* begin DATA RECORDS *

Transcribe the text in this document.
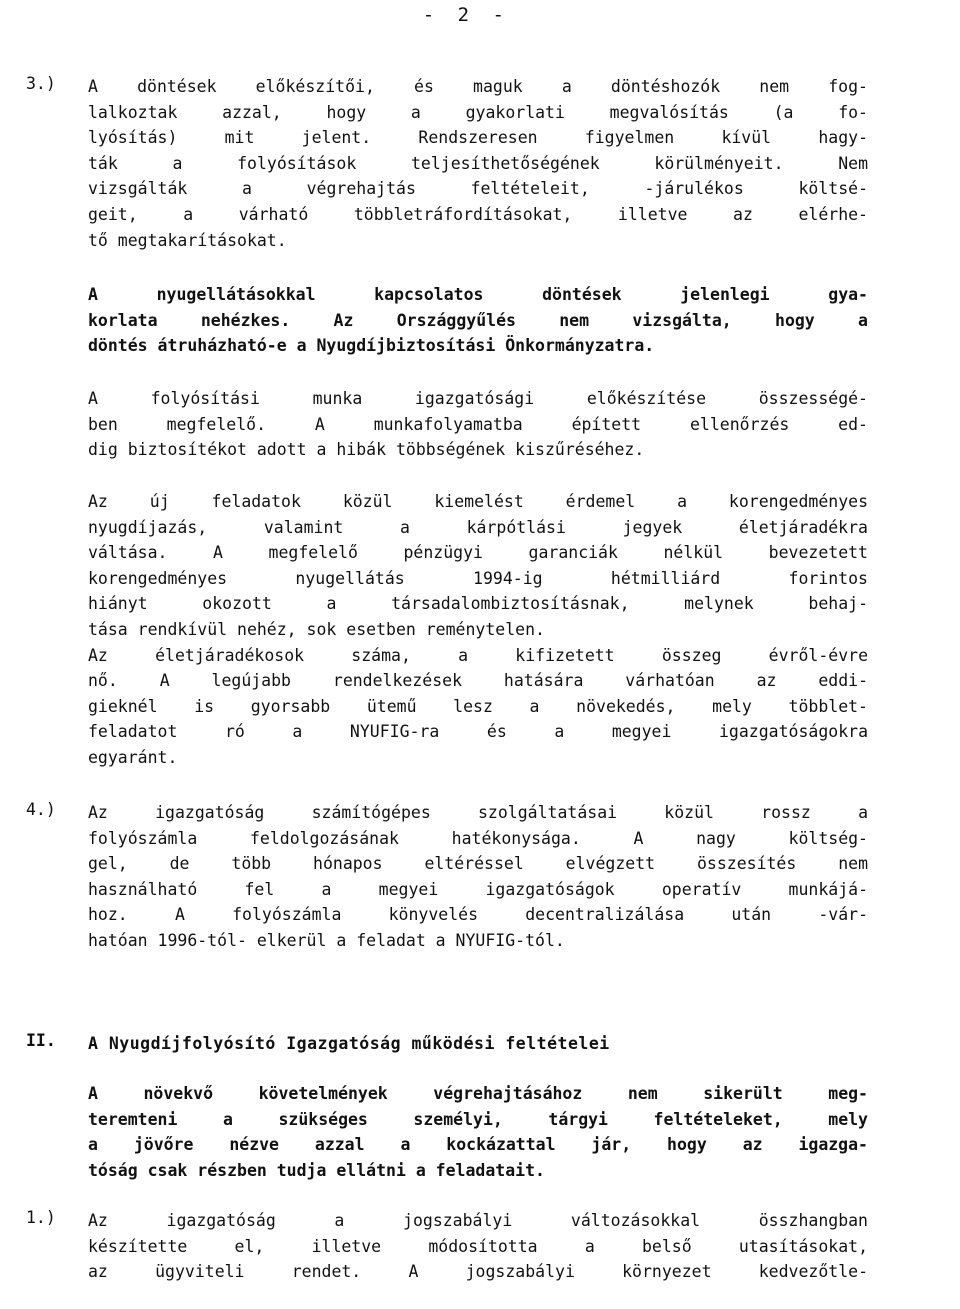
- 2 -
3.) A döntések előkészítői, és maguk a döntéshozók nem fog-
lalkoztak azzal, hogy a gyakorlati megvalósítás (a fo-
lyósítás) mit jelent. Rendszeresen figyelmen kívül hagy-
ták a folyósítások teljesíthetőségének körülményeit. Nem
vizsgálták a végrehajtás feltételeit, -járulékos költsé-
geit, a várható többletráfordításokat, illetve az elérhe-
tő megtakarításokat.
A nyugellátásokkal kapcsolatos döntések jelenlegi gya-
korlata nehézkes. Az Országgyűlés nem vizsgálta, hogy a
döntés átruházható-e a Nyugdíjbiztosítási Önkormányzatra.
A folyósítási munka igazgatósági előkészítése összességé-
ben megfelelő. A munkafolyamatba épített ellenőrzés ed-
dig biztosítékot adott a hibák többségének kiszűréséhez.
Az új feladatok közül kiemelést érdemel a korengedményes
nyugdíjazás, valamint a kárpótlási jegyek életjáradékra
váltása. A megfelelő pénzügyi garanciák nélkül bevezetett
korengedményes nyugellátás 1994-ig hétmilliárd forintos
hiányt okozott a társadalombiztosításnak, melynek behaj-
tása rendkívül nehéz, sok esetben reménytelen.
Az életjáradékosok száma, a kifizetett összeg évről-évre
nő. A legújabb rendelkezések hatására várhatóan az eddi-
gieknél is gyorsabb ütemű lesz a növekedés, mely többlet-
feladatot ró a NYUFIG-ra és a megyei igazgatóságokra
egyaránt.
4.) Az igazgatóság számítógépes szolgáltatásai közül rossz a
folyószámla feldolgozásának hatékonysága. A nagy költség-
gel, de több hónapos eltéréssel elvégzett összesítés nem
használható fel a megyei igazgatóságok operatív munkájá-
hoz. A folyószámla könyvelés decentralizálása után -vár-
hatóan 1996-tól- elkerül a feladat a NYUFIG-tól.
II. A Nyugdíjfolyósító Igazgatóság működési feltételei
A növekvő követelmények végrehajtásához nem sikerült meg-
teremteni a szükséges személyi, tárgyi feltételeket, mely
a jövőre nézve azzal a kockázattal jár, hogy az igazga-
tóság csak részben tudja ellátni a feladatait.
1.) Az igazgatóság a jogszabályi változásokkal összhangban
készítette el, illetve módosította a belső utasításokat,
az ügyviteli rendet. A jogszabályi környezet kedvezőtle-
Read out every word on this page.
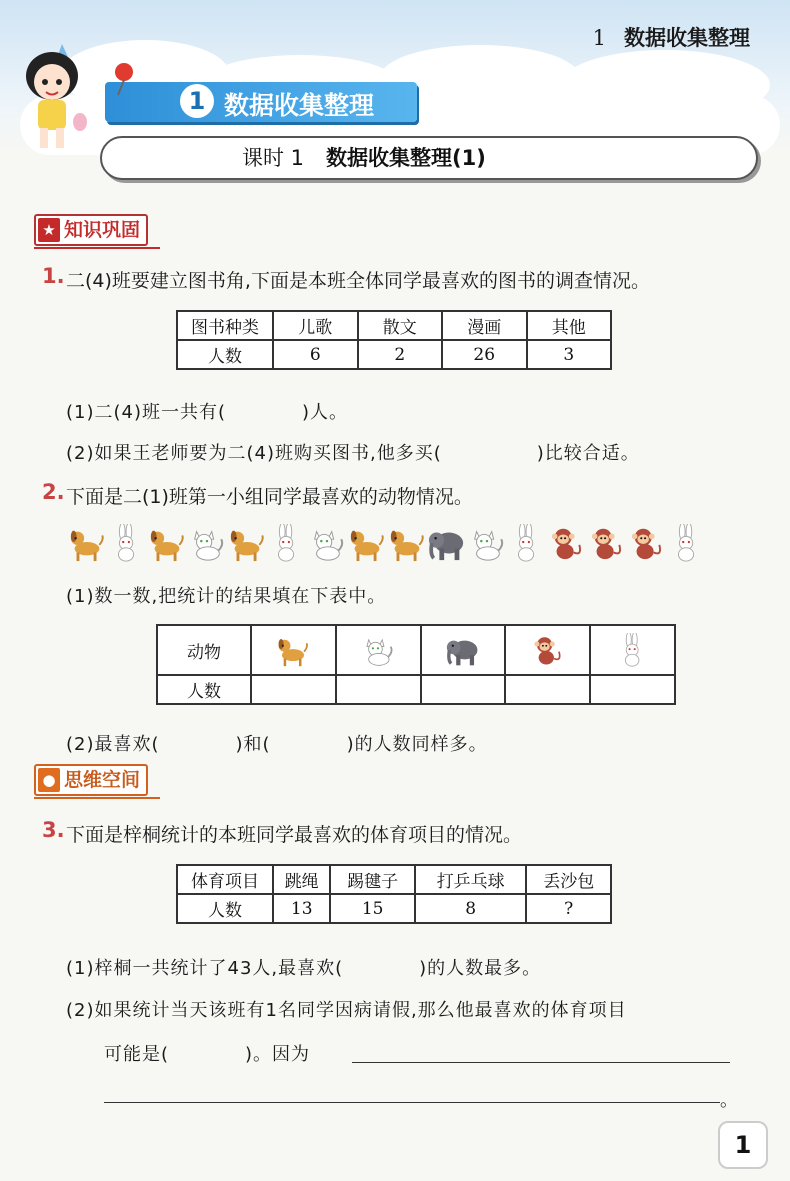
1 数据收集整理
1 数据收集整理
课时 1 数据收集整理(1)
★ 知识巩固
1. 二(4)班要建立图书角,下面是本班全体同学最喜欢的图书的调查情况。
图书种类	儿歌	散文	漫画	其他
人数	6	2	26	3
(1)二(4)班一共有(　　　　)人。
(2)如果王老师要为二(4)班购买图书,他多买(　　　　　)比较合适。
2. 下面是二(1)班第一小组同学最喜欢的动物情况。
(1)数一数,把统计的结果填在下表中。
动物	

人数					
(2)最喜欢(　　　　)和(　　　　)的人数同样多。
● 思维空间
3. 下面是梓桐统计的本班同学最喜欢的体育项目的情况。
体育项目	跳绳	踢毽子	打乒乓球	丢沙包
人数	13	15	8	?
(1)梓桐一共统计了43人,最喜欢(　　　　)的人数最多。
(2)如果统计当天该班有1名同学因病请假,那么他最喜欢的体育项目
可能是(　　　　)。因为
。
1
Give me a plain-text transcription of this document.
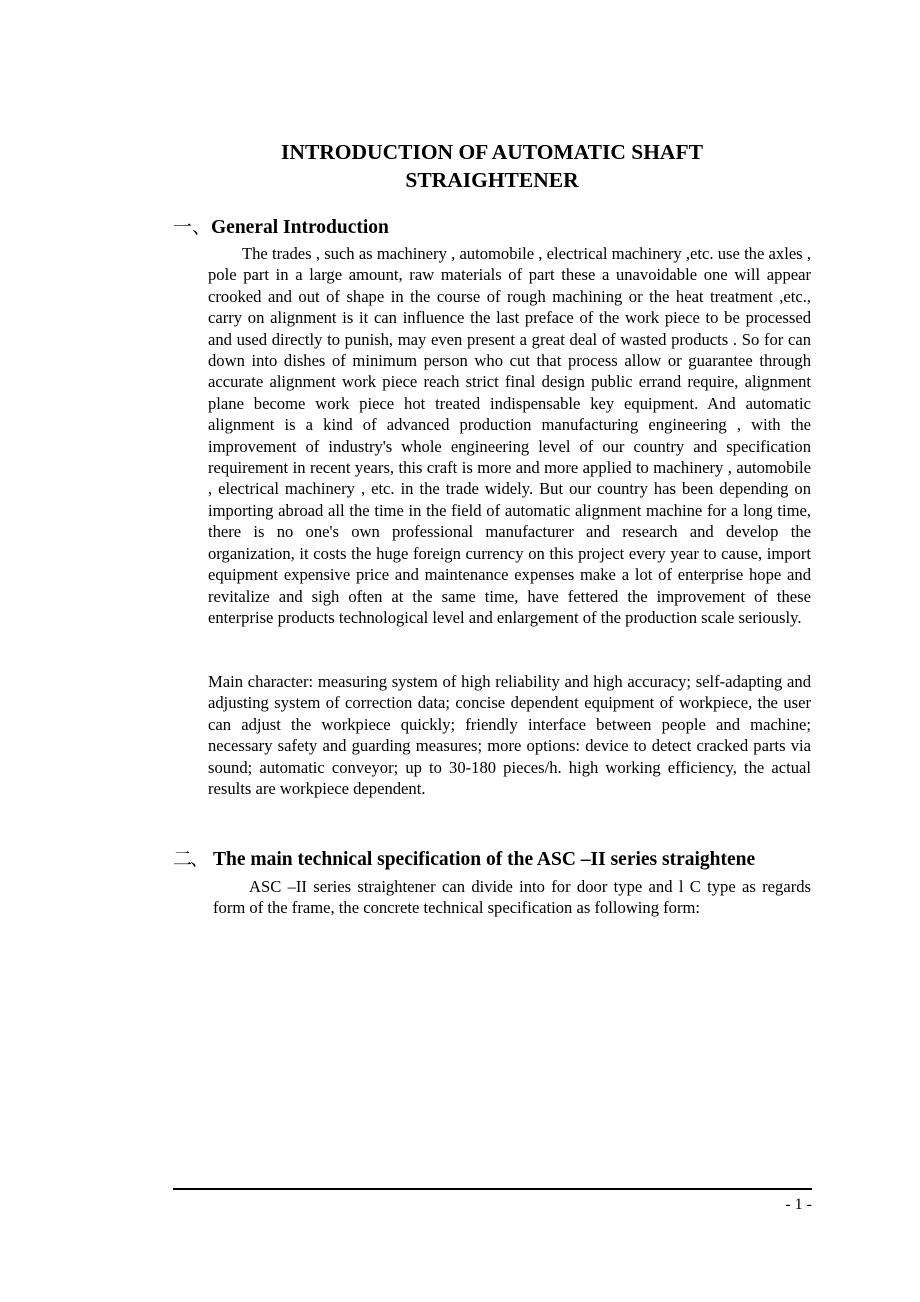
INTRODUCTION OF AUTOMATIC SHAFT
STRAIGHTENER
一、General Introduction

The trades , such as machinery , automobile , electrical machinery ,etc. use the axles , pole part in a large amount, raw materials of part these a unavoidable one will appear crooked and out of shape in the course of rough machining or the heat treatment ,etc., carry on alignment is it can influence the last preface of the work piece to be processed and used directly to punish, may even present a great deal of wasted products . So for can down into dishes of minimum person who cut that process allow or guarantee through accurate alignment work piece reach strict final design public errand require, alignment plane become work piece hot treated indispensable key equipment. And automatic alignment is a kind of advanced production manufacturing engineering , with the improvement of industry's whole engineering level of our country and specification requirement in recent years, this craft is more and more applied to machinery , automobile , electrical machinery , etc. in the trade widely. But our country has been depending on importing abroad all the time in the field of automatic alignment machine for a long time, there is no one's own professional manufacturer and research and develop the organization, it costs the huge foreign currency on this project every year to cause, import equipment expensive price and maintenance expenses make a lot of enterprise hope and revitalize and sigh often at the same time, have fettered the improvement of these enterprise products technological level and enlargement of the production scale seriously.

Main character: measuring system of high reliability and high accuracy; self-adapting and adjusting system of correction data; concise dependent equipment of workpiece, the user can adjust the workpiece quickly; friendly interface between people and machine; necessary safety and guarding measures; more options: device to detect cracked parts via sound; automatic conveyor; up to 30-180 pieces/h. high working efficiency, the actual results are workpiece dependent.

二、 The main technical specification of the ASC –II series straightene

ASC –II series straightener can divide into for door type and l C type as regards form of the frame, the concrete technical specification as following form:

- 1 -
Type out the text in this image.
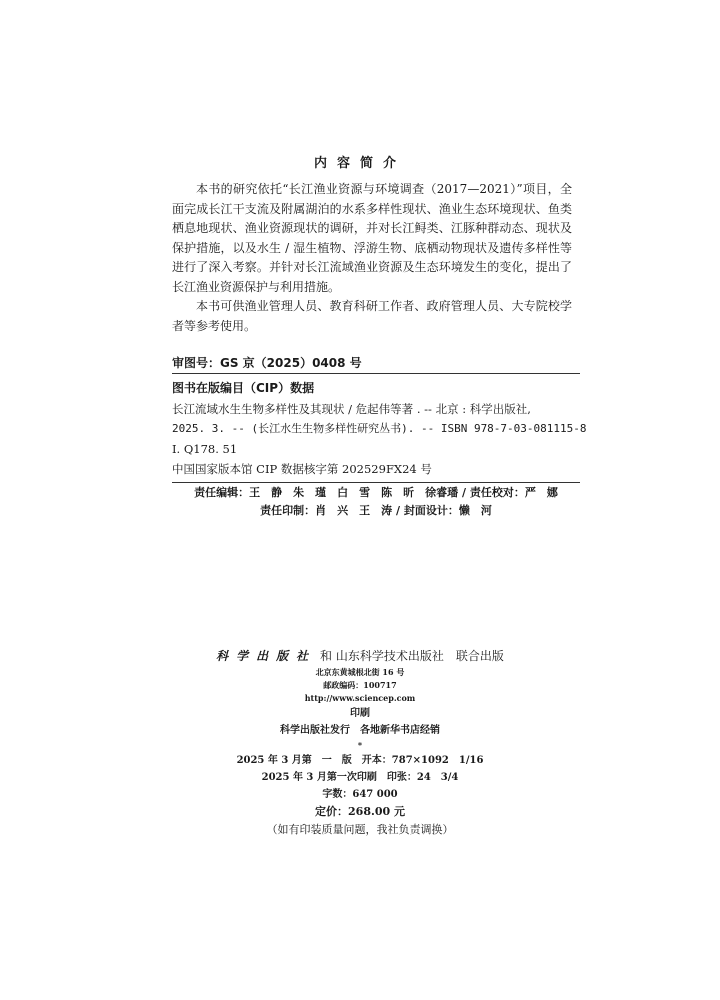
内容简介

本书的研究依托“长江渔业资源与环境调查（2017—2021）”项目，全面完成长江干支流及附属湖泊的水系多样性现状、渔业生态环境现状、鱼类栖息地现状、渔业资源现状的调研，并对长江鲟类、江豚种群动态、现状及保护措施，以及水生 / 湿生植物、浮游生物、底栖动物现状及遗传多样性等进行了深入考察。并针对长江流域渔业资源及生态环境发生的变化，提出了长江渔业资源保护与利用措施。

本书可供渔业管理人员、教育科研工作者、政府管理人员、大专院校学者等参考使用。

审图号：GS 京（2025）0408 号
图书在版编目（CIP）数据
长江流域水生生物多样性及其现状 / 危起伟等著 . -- 北京 : 科学出版社,
2025. 3. -- (长江水生生物多样性研究丛书). -- ISBN 978-7-03-081115-8
Ⅰ. Q178. 51
中国国家版本馆 CIP 数据核字第 202529FX24 号
责任编辑：王　静　朱　瑾　白　雪　陈　昕　徐睿璠 / 责任校对：严　娜
责任印制：肖　兴　王　涛 / 封面设计：懒　河
科学出版社 和 山东科学技术出版社　联合出版
北京东黄城根北街 16 号
邮政编码：100717
http://www.sciencep.com
印刷
科学出版社发行　各地新华书店经销
*
2025 年 3 月第　一　版　开本：787×1092　1/16
2025 年 3 月第一次印刷　印张：24　3/4
字数：647 000
定价：268.00 元
（如有印装质量问题，我社负责调换）
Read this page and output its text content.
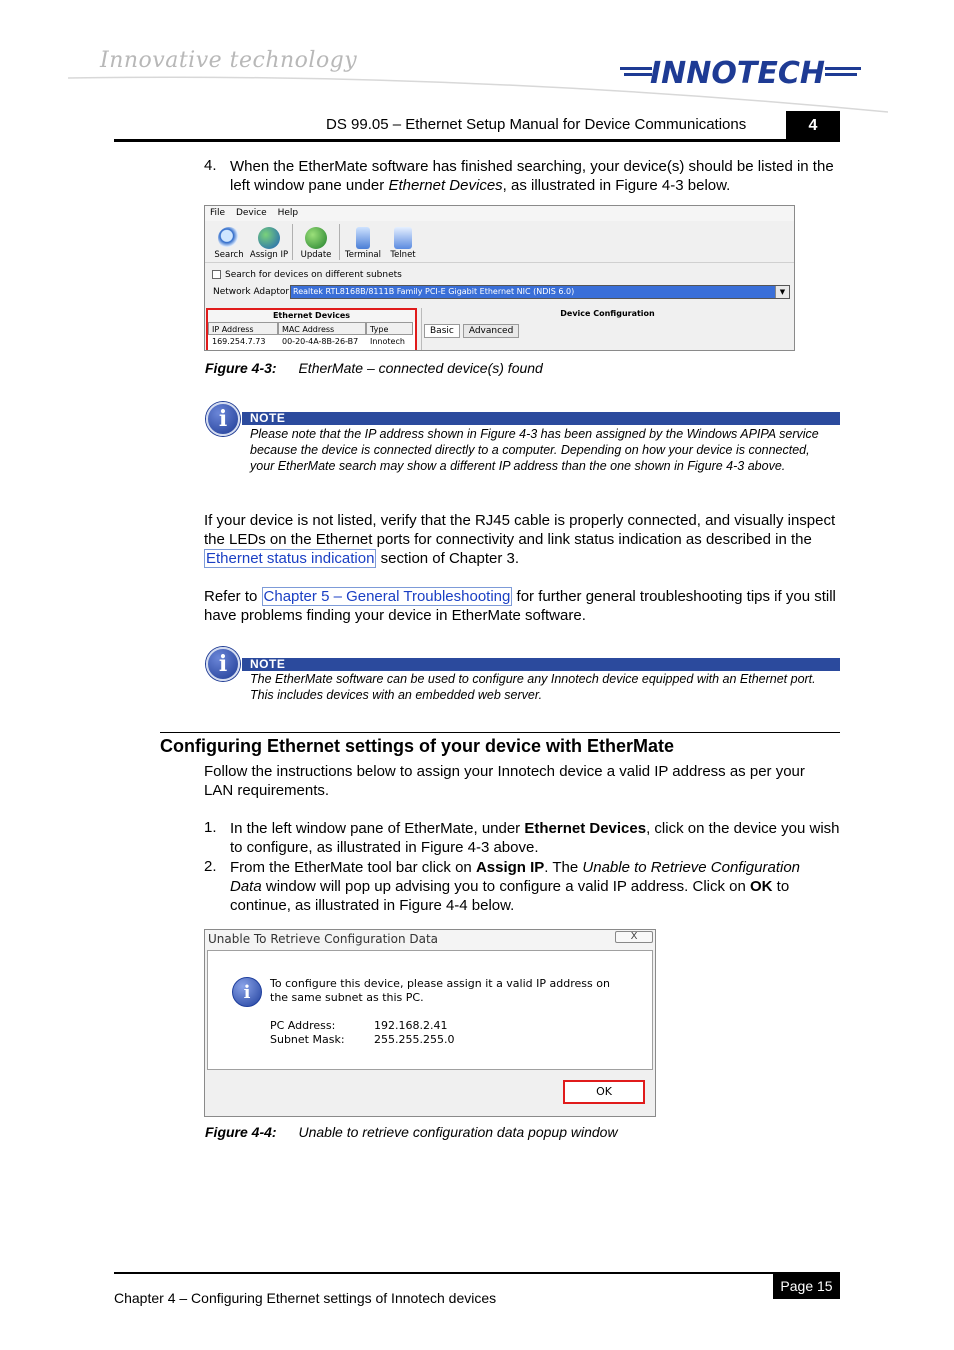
Innovative technology	INNOTECH
DS 99.05 – Ethernet Setup Manual for Device Communications	4
4. When the EtherMate software has finished searching, your device(s) should be listed in the left window pane under Ethernet Devices, as illustrated in Figure 4-3 below.
File Device Help
Search Assign IP	Update	Terminal	Telnet
Search for devices on different subnets
Network Adaptor Realtek RTL8168B/8111B Family PCI-E Gigabit Ethernet NIC (NDIS 6.0)	▼
Ethernet Devices
IP Address	MAC Address	Type
169.254.7.73	00-20-4A-8B-26-B7	Innotech
Device Configuration
Basic	Advanced
Figure 4-3: EtherMate – connected device(s) found
i	NOTE
Please note that the IP address shown in Figure 4-3 has been assigned by the Windows APIPA service because the device is connected directly to a computer. Depending on how your device is connected, your EtherMate search may show a different IP address than the one shown in Figure 4-3 above.
If your device is not listed, verify that the RJ45 cable is properly connected, and visually inspect the LEDs on the Ethernet ports for connectivity and link status indication as described in the Ethernet status indication section of Chapter 3.
Refer to Chapter 5 – General Troubleshooting for further general troubleshooting tips if you still have problems finding your device in EtherMate software.
i	NOTE
The EtherMate software can be used to configure any Innotech device equipped with an Ethernet port. This includes devices with an embedded web server.
Configuring Ethernet settings of your device with EtherMate
Follow the instructions below to assign your Innotech device a valid IP address as per your LAN requirements.
1. In the left window pane of EtherMate, under Ethernet Devices, click on the device you wish to configure, as illustrated in Figure 4-3 above.
2. From the EtherMate tool bar click on Assign IP. The Unable to Retrieve Configuration Data window will pop up advising you to configure a valid IP address. Click on OK to continue, as illustrated in Figure 4-4 below.
Unable To Retrieve Configuration Data	X
i	To configure this device, please assign it a valid IP address on the same subnet as this PC.
PC Address:	192.168.2.41
Subnet Mask:	255.255.255.0
OK
Figure 4-4: Unable to retrieve configuration data popup window
Page 15
Chapter 4 – Configuring Ethernet settings of Innotech devices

* end DATA RECORDS *

Only the number is wanted: how many lines of the material above include the word "technical"?

> _FINAL RESULT_
2